> GIVEN PROBLEM: Copy nothing but the text: reproduce each line of the listing exactly and leave the pictures out.

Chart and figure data
--------------------------------------------------

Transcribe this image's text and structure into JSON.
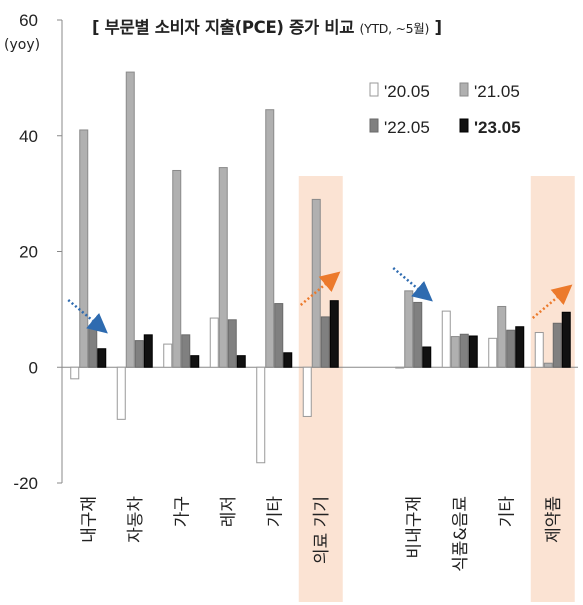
{
  "chart_data": {
    "type": "bar",
    "title": "[ 부문별 소비자 지출(PCE) 증가 비교 ",
    "title_suffix": "(YTD, ~5월)",
    "title_close": " ]",
    "ylabel": "(yoy)",
    "ylim": [
      -20,
      60
    ],
    "yticks": [
      -20,
      0,
      20,
      40,
      60
    ],
    "categories": [
      "내구재",
      "자동차",
      "가구",
      "레저",
      "기타",
      "의료 기기",
      "비내구재",
      "식품&음료",
      "기타",
      "제약품"
    ],
    "category_gap_after_index": 5,
    "series": [
      {
        "name": "'20.05",
        "values": [
          -2,
          -9,
          4,
          8.5,
          -16.5,
          -8.5,
          0,
          9.7,
          5,
          6
        ],
        "color": "#ffffff",
        "stroke": "#999999"
      },
      {
        "name": "'21.05",
        "values": [
          41,
          51,
          34,
          34.5,
          44.5,
          29,
          13.2,
          5.3,
          10.5,
          0.7
        ],
        "color": "#b0b0b0",
        "stroke": "#8a8a8a"
      },
      {
        "name": "'22.05",
        "values": [
          6.8,
          4.6,
          5.6,
          8.2,
          11,
          8.7,
          11.2,
          5.7,
          6.4,
          7.6
        ],
        "color": "#808080",
        "stroke": "#6a6a6a"
      },
      {
        "name": "'23.05",
        "values": [
          3.2,
          5.6,
          2,
          2,
          2.5,
          11.5,
          3.5,
          5.4,
          7,
          9.5
        ],
        "color": "#111111",
        "stroke": "#000000"
      }
    ],
    "highlighted_categories": [
      5,
      9
    ],
    "highlight_color": "#fbe3d3",
    "arrows": [
      {
        "category": 0,
        "direction": "down",
        "color": "#2e6bb0"
      },
      {
        "category": 5,
        "direction": "up",
        "color": "#ec7a2c"
      },
      {
        "category": 6,
        "direction": "down",
        "color": "#2e6bb0"
      },
      {
        "category": 9,
        "direction": "up",
        "color": "#ec7a2c"
      }
    ],
    "legend_position": "top-right",
    "grid": false
  }
}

--------------------------------------------------

> EXERCISE RESULT:
Transcribe this image's text and structure into JSON.
{
  "chart_data": {
    "type": "bar",
    "title": "[ 부문별 소비자 지출(PCE) 증가 비교 ",
    "title_suffix": "(YTD, ~5월)",
    "title_close": " ]",
    "ylabel": "(yoy)",
    "ylim": [
      -20,
      60
    ],
    "yticks": [
      -20,
      0,
      20,
      40,
      60
    ],
    "categories": [
      "내구재",
      "자동차",
      "가구",
      "레저",
      "기타",
      "의료 기기",
      "비내구재",
      "식품&음료",
      "기타",
      "제약품"
    ],
    "category_gap_after_index": 5,
    "series": [
      {
        "name": "'20.05",
        "values": [
          -2,
          -9,
          4,
          8.5,
          -16.5,
          -8.5,
          0,
          9.7,
          5,
          6
        ],
        "color": "#ffffff",
        "stroke": "#999999"
      },
      {
        "name": "'21.05",
        "values": [
          41,
          51,
          34,
          34.5,
          44.5,
          29,
          13.2,
          5.3,
          10.5,
          0.7
        ],
        "color": "#b0b0b0",
        "stroke": "#8a8a8a"
      },
      {
        "name": "'22.05",
        "values": [
          6.8,
          4.6,
          5.6,
          8.2,
          11,
          8.7,
          11.2,
          5.7,
          6.4,
          7.6
        ],
        "color": "#808080",
        "stroke": "#6a6a6a"
      },
      {
        "name": "'23.05",
        "values": [
          3.2,
          5.6,
          2,
          2,
          2.5,
          11.5,
          3.5,
          5.4,
          7,
          9.5
        ],
        "color": "#111111",
        "stroke": "#000000"
      }
    ],
    "highlighted_categories": [
      5,
      9
    ],
    "highlight_color": "#fbe3d3",
    "arrows": [
      {
        "category": 0,
        "direction": "down",
        "color": "#2e6bb0"
      },
      {
        "category": 5,
        "direction": "up",
        "color": "#ec7a2c"
      },
      {
        "category": 6,
        "direction": "down",
        "color": "#2e6bb0"
      },
      {
        "category": 9,
        "direction": "up",
        "color": "#ec7a2c"
      }
    ],
    "legend_position": "top-right",
    "grid": false
  }
}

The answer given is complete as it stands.